YOUR TASK: Exact repetition is required: output every record in full.

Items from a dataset

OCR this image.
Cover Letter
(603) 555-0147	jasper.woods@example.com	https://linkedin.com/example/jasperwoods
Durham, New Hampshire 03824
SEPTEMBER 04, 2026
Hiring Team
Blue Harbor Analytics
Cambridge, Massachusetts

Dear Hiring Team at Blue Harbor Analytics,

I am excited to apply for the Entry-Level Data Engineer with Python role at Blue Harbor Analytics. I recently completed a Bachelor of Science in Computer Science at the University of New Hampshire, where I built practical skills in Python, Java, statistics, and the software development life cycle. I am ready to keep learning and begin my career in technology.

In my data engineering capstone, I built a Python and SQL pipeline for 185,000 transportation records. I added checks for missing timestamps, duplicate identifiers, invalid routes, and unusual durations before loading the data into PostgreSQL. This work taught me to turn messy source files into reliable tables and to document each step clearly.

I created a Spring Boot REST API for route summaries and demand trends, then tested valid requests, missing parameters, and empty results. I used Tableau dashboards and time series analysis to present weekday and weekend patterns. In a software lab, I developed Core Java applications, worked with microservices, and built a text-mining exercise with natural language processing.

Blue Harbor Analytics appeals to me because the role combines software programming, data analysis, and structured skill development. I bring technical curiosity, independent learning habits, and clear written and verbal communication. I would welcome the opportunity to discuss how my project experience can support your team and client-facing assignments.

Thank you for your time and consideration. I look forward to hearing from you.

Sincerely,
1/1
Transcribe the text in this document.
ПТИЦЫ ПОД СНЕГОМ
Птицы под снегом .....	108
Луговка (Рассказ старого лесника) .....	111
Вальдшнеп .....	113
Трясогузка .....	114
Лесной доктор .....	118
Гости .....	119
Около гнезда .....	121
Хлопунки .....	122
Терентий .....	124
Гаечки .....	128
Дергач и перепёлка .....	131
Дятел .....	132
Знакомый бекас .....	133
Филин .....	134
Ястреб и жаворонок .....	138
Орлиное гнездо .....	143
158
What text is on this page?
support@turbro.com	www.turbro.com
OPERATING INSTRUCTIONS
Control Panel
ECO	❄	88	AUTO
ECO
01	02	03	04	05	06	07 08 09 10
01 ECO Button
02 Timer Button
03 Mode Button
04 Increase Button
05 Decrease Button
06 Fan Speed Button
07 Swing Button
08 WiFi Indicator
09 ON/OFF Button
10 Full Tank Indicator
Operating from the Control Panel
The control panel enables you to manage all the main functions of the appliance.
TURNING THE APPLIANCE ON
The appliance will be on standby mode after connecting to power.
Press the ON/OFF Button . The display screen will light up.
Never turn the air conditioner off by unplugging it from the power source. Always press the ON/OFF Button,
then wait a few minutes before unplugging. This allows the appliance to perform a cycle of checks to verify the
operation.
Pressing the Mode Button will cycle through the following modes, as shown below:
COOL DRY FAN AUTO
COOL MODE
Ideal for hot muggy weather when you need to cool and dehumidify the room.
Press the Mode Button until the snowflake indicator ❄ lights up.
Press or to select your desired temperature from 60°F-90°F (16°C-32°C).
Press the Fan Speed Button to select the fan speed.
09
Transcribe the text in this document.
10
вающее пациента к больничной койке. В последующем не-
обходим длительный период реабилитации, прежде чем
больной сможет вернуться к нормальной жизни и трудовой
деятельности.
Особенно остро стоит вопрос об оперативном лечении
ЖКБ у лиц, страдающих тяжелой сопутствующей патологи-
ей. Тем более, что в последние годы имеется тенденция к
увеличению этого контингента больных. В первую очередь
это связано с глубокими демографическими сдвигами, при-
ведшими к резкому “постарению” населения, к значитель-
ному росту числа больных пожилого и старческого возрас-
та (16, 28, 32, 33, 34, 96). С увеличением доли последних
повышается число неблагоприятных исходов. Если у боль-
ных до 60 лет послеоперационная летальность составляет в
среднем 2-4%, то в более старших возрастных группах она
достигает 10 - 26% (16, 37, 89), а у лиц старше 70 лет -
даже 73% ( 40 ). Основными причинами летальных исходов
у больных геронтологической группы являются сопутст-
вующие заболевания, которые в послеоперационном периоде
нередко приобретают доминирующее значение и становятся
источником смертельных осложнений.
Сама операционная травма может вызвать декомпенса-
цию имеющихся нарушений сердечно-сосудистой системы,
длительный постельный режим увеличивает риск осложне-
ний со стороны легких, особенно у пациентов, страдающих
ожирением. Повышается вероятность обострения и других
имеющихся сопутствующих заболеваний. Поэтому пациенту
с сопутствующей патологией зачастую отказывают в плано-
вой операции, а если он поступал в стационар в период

ANSWER IN FULL:
OCR this image.
Cover Letter
(603) 555-0147	jasper.woods@example.com	https://linkedin.com/example/jasperwoods
Durham, New Hampshire 03824
SEPTEMBER 04, 2026
Hiring Team
Blue Harbor Analytics
Cambridge, Massachusetts

Dear Hiring Team at Blue Harbor Analytics,

I am excited to apply for the Entry-Level Data Engineer with Python role at Blue Harbor Analytics. I recently completed a Bachelor of Science in Computer Science at the University of New Hampshire, where I built practical skills in Python, Java, statistics, and the software development life cycle. I am ready to keep learning and begin my career in technology.

In my data engineering capstone, I built a Python and SQL pipeline for 185,000 transportation records. I added checks for missing timestamps, duplicate identifiers, invalid routes, and unusual durations before loading the data into PostgreSQL. This work taught me to turn messy source files into reliable tables and to document each step clearly.

I created a Spring Boot REST API for route summaries and demand trends, then tested valid requests, missing parameters, and empty results. I used Tableau dashboards and time series analysis to present weekday and weekend patterns. In a software lab, I developed Core Java applications, worked with microservices, and built a text-mining exercise with natural language processing.

Blue Harbor Analytics appeals to me because the role combines software programming, data analysis, and structured skill development. I bring technical curiosity, independent learning habits, and clear written and verbal communication. I would welcome the opportunity to discuss how my project experience can support your team and client-facing assignments.

Thank you for your time and consideration. I look forward to hearing from you.

Sincerely,
1/1
Transcribe the text in this document.
ПТИЦЫ ПОД СНЕГОМ
Птицы под снегом .....	108
Луговка (Рассказ старого лесника) .....	111
Вальдшнеп .....	113
Трясогузка .....	114
Лесной доктор .....	118
Гости .....	119
Около гнезда .....	121
Хлопунки .....	122
Терентий .....	124
Гаечки .....	128
Дергач и перепёлка .....	131
Дятел .....	132
Знакомый бекас .....	133
Филин .....	134
Ястреб и жаворонок .....	138
Орлиное гнездо .....	143
158
What text is on this page?
support@turbro.com	www.turbro.com
OPERATING INSTRUCTIONS
Control Panel
ECO	❄	88	AUTO
ECO
01	02	03	04	05	06	07 08 09 10
01 ECO Button
02 Timer Button
03 Mode Button
04 Increase Button
05 Decrease Button
06 Fan Speed Button
07 Swing Button
08 WiFi Indicator
09 ON/OFF Button
10 Full Tank Indicator
Operating from the Control Panel
The control panel enables you to manage all the main functions of the appliance.
TURNING THE APPLIANCE ON
The appliance will be on standby mode after connecting to power.
Press the ON/OFF Button . The display screen will light up.
Never turn the air conditioner off by unplugging it from the power source. Always press the ON/OFF Button,
then wait a few minutes before unplugging. This allows the appliance to perform a cycle of checks to verify the
operation.
Pressing the Mode Button will cycle through the following modes, as shown below:
COOL DRY FAN AUTO
COOL MODE
Ideal for hot muggy weather when you need to cool and dehumidify the room.
Press the Mode Button until the snowflake indicator ❄ lights up.
Press or to select your desired temperature from 60°F-90°F (16°C-32°C).
Press the Fan Speed Button to select the fan speed.
09
Transcribe the text in this document.
10
вающее пациента к больничной койке. В последующем не-
обходим длительный период реабилитации, прежде чем
больной сможет вернуться к нормальной жизни и трудовой
деятельности.
Особенно остро стоит вопрос об оперативном лечении
ЖКБ у лиц, страдающих тяжелой сопутствующей патологи-
ей. Тем более, что в последние годы имеется тенденция к
увеличению этого контингента больных. В первую очередь
это связано с глубокими демографическими сдвигами, при-
ведшими к резкому “постарению” населения, к значитель-
ному росту числа больных пожилого и старческого возрас-
та (16, 28, 32, 33, 34, 96). С увеличением доли последних
повышается число неблагоприятных исходов. Если у боль-
ных до 60 лет послеоперационная летальность составляет в
среднем 2-4%, то в более старших возрастных группах она
достигает 10 - 26% (16, 37, 89), а у лиц старше 70 лет -
даже 73% ( 40 ). Основными причинами летальных исходов
у больных геронтологической группы являются сопутст-
вующие заболевания, которые в послеоперационном периоде
нередко приобретают доминирующее значение и становятся
источником смертельных осложнений.
Сама операционная травма может вызвать декомпенса-
цию имеющихся нарушений сердечно-сосудистой системы,
длительный постельный режим увеличивает риск осложне-
ний со стороны легких, особенно у пациентов, страдающих
ожирением. Повышается вероятность обострения и других
имеющихся сопутствующих заболеваний. Поэтому пациенту
с сопутствующей патологией зачастую отказывают в плано-
вой операции, а если он поступал в стационар в период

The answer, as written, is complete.